* Source data *
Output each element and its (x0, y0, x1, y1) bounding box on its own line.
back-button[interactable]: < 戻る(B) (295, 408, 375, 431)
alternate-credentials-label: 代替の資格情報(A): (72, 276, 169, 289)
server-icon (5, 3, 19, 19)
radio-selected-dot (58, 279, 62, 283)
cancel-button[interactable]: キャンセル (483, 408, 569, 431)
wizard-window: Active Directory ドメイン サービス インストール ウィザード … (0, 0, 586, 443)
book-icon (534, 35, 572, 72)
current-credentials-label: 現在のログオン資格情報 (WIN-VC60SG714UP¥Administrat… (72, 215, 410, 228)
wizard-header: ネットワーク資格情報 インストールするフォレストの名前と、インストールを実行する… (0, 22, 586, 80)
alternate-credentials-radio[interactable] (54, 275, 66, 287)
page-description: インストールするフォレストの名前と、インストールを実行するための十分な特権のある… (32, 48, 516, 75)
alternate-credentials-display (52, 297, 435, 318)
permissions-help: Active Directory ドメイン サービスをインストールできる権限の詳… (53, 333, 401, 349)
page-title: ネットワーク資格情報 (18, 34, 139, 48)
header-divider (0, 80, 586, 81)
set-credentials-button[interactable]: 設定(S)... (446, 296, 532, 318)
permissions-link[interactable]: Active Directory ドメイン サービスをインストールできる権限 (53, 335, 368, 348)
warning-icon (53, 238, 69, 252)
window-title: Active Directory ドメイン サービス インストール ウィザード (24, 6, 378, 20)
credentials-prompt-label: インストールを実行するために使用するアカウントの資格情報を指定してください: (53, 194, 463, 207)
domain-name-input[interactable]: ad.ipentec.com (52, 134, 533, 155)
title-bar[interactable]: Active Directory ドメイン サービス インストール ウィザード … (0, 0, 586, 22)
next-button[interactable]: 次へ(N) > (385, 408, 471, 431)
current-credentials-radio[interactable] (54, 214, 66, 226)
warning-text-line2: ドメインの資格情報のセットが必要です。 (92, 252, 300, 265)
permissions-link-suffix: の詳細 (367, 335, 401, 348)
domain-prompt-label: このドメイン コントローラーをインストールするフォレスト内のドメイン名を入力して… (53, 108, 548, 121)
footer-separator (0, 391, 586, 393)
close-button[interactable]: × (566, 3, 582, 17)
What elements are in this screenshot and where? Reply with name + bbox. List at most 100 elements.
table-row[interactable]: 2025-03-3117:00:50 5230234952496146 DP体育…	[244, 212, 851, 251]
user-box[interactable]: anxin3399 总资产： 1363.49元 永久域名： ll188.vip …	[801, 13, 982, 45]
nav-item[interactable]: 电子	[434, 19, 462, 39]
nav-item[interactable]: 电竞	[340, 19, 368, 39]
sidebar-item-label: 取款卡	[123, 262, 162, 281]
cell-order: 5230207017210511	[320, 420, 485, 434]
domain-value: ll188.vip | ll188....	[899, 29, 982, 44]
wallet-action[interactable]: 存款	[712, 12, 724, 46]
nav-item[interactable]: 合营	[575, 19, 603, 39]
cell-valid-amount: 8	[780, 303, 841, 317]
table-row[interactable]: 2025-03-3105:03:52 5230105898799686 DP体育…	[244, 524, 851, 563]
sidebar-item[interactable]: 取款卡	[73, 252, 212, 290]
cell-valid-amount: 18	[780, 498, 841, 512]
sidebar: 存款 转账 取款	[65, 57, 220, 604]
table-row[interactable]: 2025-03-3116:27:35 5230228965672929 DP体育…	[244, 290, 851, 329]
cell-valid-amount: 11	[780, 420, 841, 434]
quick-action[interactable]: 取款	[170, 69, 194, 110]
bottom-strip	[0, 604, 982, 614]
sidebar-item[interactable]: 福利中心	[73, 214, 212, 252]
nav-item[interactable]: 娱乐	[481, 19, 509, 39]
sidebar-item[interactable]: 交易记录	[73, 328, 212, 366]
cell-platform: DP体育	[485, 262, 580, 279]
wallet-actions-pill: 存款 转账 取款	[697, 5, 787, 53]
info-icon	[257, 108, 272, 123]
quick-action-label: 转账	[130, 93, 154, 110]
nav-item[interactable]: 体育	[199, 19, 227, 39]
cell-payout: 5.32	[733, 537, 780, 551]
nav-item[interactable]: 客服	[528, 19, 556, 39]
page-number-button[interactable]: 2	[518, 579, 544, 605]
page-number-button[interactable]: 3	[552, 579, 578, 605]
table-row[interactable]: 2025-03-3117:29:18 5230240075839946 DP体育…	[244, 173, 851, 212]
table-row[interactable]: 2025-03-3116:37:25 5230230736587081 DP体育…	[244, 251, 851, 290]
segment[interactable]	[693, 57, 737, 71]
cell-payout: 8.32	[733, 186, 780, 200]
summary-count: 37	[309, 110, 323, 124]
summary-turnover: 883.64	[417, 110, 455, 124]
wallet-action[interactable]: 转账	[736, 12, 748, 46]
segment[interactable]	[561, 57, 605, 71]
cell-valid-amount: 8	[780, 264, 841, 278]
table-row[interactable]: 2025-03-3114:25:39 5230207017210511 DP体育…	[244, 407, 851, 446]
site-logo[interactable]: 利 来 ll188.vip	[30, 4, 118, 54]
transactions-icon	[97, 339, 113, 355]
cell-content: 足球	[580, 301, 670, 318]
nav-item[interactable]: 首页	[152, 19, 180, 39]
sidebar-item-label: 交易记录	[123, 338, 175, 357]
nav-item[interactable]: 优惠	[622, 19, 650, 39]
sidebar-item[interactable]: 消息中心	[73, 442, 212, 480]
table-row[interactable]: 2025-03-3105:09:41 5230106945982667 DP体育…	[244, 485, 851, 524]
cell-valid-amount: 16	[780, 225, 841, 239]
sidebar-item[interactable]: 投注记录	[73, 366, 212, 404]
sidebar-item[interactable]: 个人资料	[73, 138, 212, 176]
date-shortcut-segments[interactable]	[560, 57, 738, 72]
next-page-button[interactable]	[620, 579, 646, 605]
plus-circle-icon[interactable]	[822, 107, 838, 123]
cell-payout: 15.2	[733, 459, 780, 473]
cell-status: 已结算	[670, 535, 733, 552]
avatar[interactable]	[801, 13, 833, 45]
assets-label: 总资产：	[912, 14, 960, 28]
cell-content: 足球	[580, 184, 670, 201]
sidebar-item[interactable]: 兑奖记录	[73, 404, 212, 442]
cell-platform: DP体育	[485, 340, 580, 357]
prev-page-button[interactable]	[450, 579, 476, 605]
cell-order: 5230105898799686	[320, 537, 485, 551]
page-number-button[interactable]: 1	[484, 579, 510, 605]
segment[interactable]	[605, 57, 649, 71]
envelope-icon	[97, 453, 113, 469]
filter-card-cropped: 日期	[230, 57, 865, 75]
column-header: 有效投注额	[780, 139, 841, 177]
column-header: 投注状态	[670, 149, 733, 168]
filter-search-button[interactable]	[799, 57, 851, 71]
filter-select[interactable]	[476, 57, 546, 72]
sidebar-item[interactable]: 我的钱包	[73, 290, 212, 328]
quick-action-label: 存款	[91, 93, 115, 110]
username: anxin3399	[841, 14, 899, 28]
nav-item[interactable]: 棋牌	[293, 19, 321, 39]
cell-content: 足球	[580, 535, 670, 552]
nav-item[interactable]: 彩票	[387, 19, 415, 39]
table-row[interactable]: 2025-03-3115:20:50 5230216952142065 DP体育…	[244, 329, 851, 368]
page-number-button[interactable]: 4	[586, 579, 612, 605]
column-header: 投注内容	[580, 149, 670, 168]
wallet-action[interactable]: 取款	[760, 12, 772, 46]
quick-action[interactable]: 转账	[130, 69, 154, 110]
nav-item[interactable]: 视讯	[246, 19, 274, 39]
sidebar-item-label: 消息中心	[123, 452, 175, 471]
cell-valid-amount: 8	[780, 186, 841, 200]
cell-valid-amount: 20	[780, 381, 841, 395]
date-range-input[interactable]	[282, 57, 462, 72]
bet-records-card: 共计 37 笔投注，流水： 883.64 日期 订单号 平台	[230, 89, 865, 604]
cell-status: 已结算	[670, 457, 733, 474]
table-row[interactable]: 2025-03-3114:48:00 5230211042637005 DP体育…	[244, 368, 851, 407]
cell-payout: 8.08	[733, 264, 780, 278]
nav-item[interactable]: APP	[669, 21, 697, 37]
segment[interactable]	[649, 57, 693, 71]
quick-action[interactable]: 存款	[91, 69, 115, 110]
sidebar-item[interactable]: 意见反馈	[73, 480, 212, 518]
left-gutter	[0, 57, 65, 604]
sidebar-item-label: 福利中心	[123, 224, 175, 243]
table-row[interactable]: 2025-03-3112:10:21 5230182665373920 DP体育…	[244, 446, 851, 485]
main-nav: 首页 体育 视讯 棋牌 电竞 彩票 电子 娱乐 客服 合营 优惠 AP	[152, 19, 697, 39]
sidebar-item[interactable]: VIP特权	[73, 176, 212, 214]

* Task objective *
Return the lines from the very first one through the line containing "book-icon (534, 35, 572, 72)", both included, copied without any change.

* Written response *
Output each element and its (x0, y0, x1, y1) bounding box on its own line.
back-button[interactable]: < 戻る(B) (295, 408, 375, 431)
alternate-credentials-label: 代替の資格情報(A): (72, 276, 169, 289)
server-icon (5, 3, 19, 19)
radio-selected-dot (58, 279, 62, 283)
cancel-button[interactable]: キャンセル (483, 408, 569, 431)
wizard-window: Active Directory ドメイン サービス インストール ウィザード … (0, 0, 586, 443)
book-icon (534, 35, 572, 72)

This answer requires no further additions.